Figure collection entries
——————
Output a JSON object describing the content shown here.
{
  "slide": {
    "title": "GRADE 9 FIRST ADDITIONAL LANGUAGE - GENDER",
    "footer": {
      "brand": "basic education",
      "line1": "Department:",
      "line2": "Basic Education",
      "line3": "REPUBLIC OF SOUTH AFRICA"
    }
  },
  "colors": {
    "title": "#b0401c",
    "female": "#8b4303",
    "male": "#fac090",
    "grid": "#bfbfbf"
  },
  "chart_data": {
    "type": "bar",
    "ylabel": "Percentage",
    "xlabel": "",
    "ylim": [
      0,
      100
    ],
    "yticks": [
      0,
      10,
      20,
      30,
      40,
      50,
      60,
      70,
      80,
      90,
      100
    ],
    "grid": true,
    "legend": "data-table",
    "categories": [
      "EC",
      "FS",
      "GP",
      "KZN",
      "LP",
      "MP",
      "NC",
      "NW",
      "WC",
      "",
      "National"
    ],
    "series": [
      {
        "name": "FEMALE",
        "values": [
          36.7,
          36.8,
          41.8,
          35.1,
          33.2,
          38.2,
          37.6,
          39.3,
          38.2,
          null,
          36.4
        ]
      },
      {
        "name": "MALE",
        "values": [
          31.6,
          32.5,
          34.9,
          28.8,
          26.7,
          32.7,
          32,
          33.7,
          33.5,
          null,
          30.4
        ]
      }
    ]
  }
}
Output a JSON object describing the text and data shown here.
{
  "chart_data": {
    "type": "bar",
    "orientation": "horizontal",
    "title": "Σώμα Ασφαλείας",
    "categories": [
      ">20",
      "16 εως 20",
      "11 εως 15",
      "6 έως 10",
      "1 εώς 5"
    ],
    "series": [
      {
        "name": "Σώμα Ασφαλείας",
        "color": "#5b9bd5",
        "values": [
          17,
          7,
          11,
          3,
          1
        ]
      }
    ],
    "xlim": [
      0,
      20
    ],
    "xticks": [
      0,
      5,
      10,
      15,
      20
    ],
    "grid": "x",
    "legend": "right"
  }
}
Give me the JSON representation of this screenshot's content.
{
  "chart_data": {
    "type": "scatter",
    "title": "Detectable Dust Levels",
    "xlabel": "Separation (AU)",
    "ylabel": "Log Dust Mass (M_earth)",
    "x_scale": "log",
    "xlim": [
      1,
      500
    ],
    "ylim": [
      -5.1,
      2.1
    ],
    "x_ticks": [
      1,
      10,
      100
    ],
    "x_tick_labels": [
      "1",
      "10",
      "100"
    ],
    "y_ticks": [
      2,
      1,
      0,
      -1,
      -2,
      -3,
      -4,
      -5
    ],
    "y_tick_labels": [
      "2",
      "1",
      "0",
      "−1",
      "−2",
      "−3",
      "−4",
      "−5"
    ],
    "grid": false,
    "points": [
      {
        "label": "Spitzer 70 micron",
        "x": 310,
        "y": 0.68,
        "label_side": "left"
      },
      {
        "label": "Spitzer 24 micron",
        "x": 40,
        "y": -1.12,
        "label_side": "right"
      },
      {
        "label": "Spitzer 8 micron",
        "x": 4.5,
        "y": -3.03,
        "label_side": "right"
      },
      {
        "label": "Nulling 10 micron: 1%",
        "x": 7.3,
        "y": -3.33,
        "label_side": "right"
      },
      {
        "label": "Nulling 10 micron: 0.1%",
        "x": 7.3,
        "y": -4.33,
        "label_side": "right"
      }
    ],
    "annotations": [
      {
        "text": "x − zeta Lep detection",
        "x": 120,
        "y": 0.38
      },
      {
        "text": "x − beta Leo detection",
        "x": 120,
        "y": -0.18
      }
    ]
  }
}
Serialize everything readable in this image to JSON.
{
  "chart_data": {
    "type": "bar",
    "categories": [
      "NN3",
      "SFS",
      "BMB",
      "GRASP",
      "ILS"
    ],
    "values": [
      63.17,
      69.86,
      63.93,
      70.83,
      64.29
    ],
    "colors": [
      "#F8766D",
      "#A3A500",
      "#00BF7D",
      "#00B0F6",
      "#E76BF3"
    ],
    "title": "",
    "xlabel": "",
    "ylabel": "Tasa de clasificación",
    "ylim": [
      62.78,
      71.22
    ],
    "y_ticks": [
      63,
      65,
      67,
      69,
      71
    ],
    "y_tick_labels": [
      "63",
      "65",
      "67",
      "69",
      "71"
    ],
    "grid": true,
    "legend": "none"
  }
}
——————
* [Request]: Print back all the lines verbatim.

* [Exercise output]:
Output a JSON object describing the content shown here.
{
  "slide": {
    "title": "GRADE 9 FIRST ADDITIONAL LANGUAGE - GENDER",
    "footer": {
      "brand": "basic education",
      "line1": "Department:",
      "line2": "Basic Education",
      "line3": "REPUBLIC OF SOUTH AFRICA"
    }
  },
  "colors": {
    "title": "#b0401c",
    "female": "#8b4303",
    "male": "#fac090",
    "grid": "#bfbfbf"
  },
  "chart_data": {
    "type": "bar",
    "ylabel": "Percentage",
    "xlabel": "",
    "ylim": [
      0,
      100
    ],
    "yticks": [
      0,
      10,
      20,
      30,
      40,
      50,
      60,
      70,
      80,
      90,
      100
    ],
    "grid": true,
    "legend": "data-table",
    "categories": [
      "EC",
      "FS",
      "GP",
      "KZN",
      "LP",
      "MP",
      "NC",
      "NW",
      "WC",
      "",
      "National"
    ],
    "series": [
      {
        "name": "FEMALE",
        "values": [
          36.7,
          36.8,
          41.8,
          35.1,
          33.2,
          38.2,
          37.6,
          39.3,
          38.2,
          null,
          36.4
        ]
      },
      {
        "name": "MALE",
        "values": [
          31.6,
          32.5,
          34.9,
          28.8,
          26.7,
          32.7,
          32,
          33.7,
          33.5,
          null,
          30.4
        ]
      }
    ]
  }
}
Output a JSON object describing the text and data shown here.
{
  "chart_data": {
    "type": "bar",
    "orientation": "horizontal",
    "title": "Σώμα Ασφαλείας",
    "categories": [
      ">20",
      "16 εως 20",
      "11 εως 15",
      "6 έως 10",
      "1 εώς 5"
    ],
    "series": [
      {
        "name": "Σώμα Ασφαλείας",
        "color": "#5b9bd5",
        "values": [
          17,
          7,
          11,
          3,
          1
        ]
      }
    ],
    "xlim": [
      0,
      20
    ],
    "xticks": [
      0,
      5,
      10,
      15,
      20
    ],
    "grid": "x",
    "legend": "right"
  }
}
Give me the JSON representation of this screenshot's content.
{
  "chart_data": {
    "type": "scatter",
    "title": "Detectable Dust Levels",
    "xlabel": "Separation (AU)",
    "ylabel": "Log Dust Mass (M_earth)",
    "x_scale": "log",
    "xlim": [
      1,
      500
    ],
    "ylim": [
      -5.1,
      2.1
    ],
    "x_ticks": [
      1,
      10,
      100
    ],
    "x_tick_labels": [
      "1",
      "10",
      "100"
    ],
    "y_ticks": [
      2,
      1,
      0,
      -1,
      -2,
      -3,
      -4,
      -5
    ],
    "y_tick_labels": [
      "2",
      "1",
      "0",
      "−1",
      "−2",
      "−3",
      "−4",
      "−5"
    ],
    "grid": false,
    "points": [
      {
        "label": "Spitzer 70 micron",
        "x": 310,
        "y": 0.68,
        "label_side": "left"
      },
      {
        "label": "Spitzer 24 micron",
        "x": 40,
        "y": -1.12,
        "label_side": "right"
      },
      {
        "label": "Spitzer 8 micron",
        "x": 4.5,
        "y": -3.03,
        "label_side": "right"
      },
      {
        "label": "Nulling 10 micron: 1%",
        "x": 7.3,
        "y": -3.33,
        "label_side": "right"
      },
      {
        "label": "Nulling 10 micron: 0.1%",
        "x": 7.3,
        "y": -4.33,
        "label_side": "right"
      }
    ],
    "annotations": [
      {
        "text": "x − zeta Lep detection",
        "x": 120,
        "y": 0.38
      },
      {
        "text": "x − beta Leo detection",
        "x": 120,
        "y": -0.18
      }
    ]
  }
}
Serialize everything readable in this image to JSON.
{
  "chart_data": {
    "type": "bar",
    "categories": [
      "NN3",
      "SFS",
      "BMB",
      "GRASP",
      "ILS"
    ],
    "values": [
      63.17,
      69.86,
      63.93,
      70.83,
      64.29
    ],
    "colors": [
      "#F8766D",
      "#A3A500",
      "#00BF7D",
      "#00B0F6",
      "#E76BF3"
    ],
    "title": "",
    "xlabel": "",
    "ylabel": "Tasa de clasificación",
    "ylim": [
      62.78,
      71.22
    ],
    "y_ticks": [
      63,
      65,
      67,
      69,
      71
    ],
    "y_tick_labels": [
      "63",
      "65",
      "67",
      "69",
      "71"
    ],
    "grid": true,
    "legend": "none"
  }
}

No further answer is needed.